=== Data supplied ===

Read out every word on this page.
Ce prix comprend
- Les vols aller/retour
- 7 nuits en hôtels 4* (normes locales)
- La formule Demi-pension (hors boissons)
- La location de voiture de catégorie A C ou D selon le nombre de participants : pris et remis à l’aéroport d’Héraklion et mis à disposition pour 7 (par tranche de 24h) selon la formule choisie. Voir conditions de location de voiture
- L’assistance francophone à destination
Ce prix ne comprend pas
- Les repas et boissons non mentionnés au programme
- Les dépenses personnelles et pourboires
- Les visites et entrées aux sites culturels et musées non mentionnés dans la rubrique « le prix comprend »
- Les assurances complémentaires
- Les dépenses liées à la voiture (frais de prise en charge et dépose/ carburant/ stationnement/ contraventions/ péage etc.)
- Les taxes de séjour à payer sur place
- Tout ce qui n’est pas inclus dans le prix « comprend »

===
=== Data supplied ===

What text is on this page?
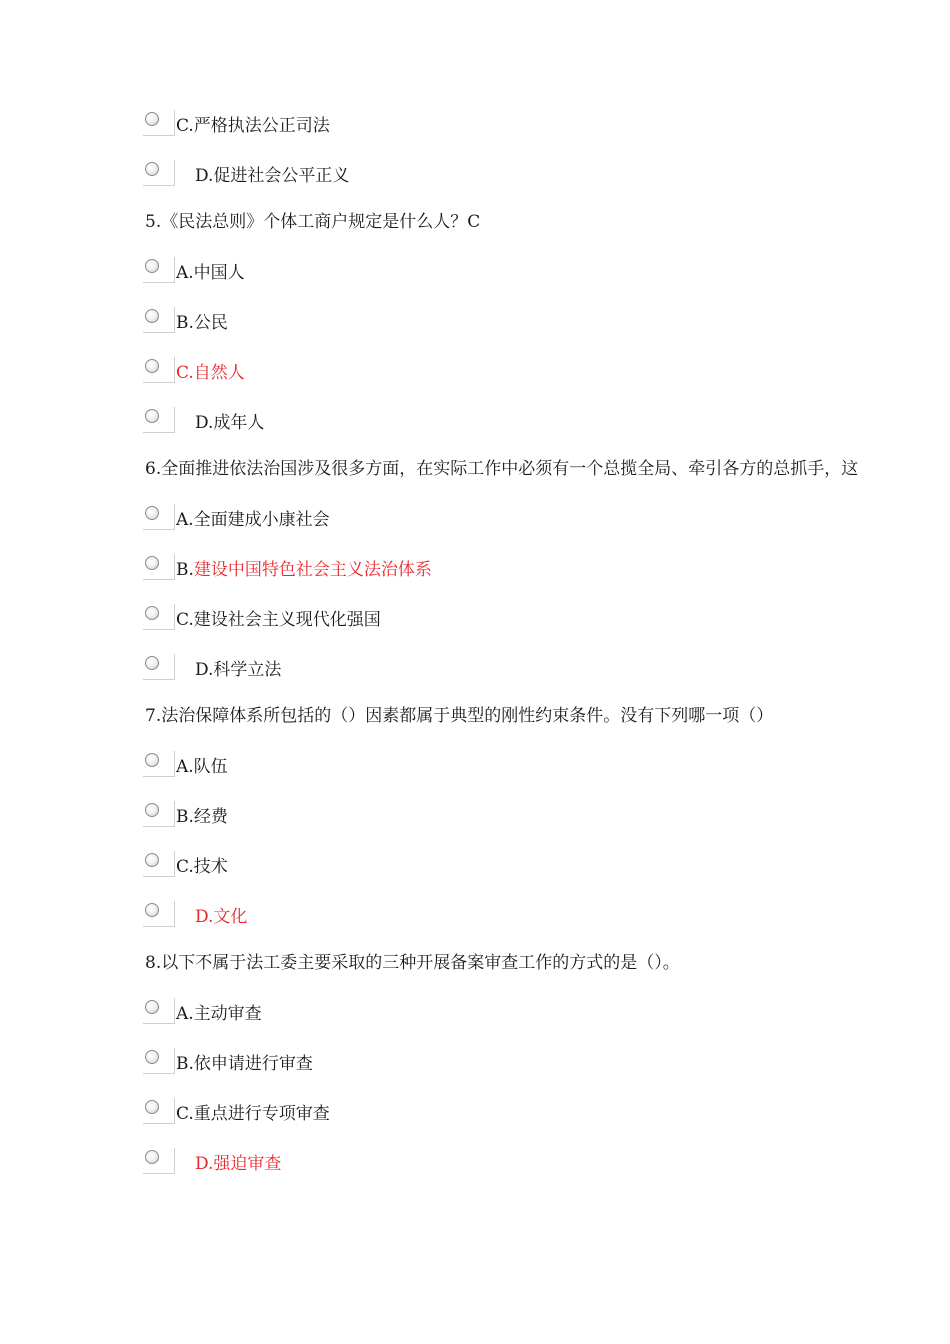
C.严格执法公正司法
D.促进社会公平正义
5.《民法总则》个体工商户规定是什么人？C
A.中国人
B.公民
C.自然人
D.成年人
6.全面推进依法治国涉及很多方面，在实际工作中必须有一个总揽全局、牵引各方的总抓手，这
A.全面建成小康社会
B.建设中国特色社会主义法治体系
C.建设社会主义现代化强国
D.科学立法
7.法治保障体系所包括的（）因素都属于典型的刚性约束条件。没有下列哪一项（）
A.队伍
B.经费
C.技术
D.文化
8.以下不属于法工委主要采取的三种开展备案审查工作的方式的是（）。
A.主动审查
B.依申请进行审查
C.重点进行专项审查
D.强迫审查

===

--- Aim ---
In the listing above, find the lines holding the word "mentionnés" and copy them.

--- Result ---
- Les repas et boissons non mentionnés au programme
- Les visites et entrées aux sites culturels et musées non mentionnés dans la rubrique « le prix comprend »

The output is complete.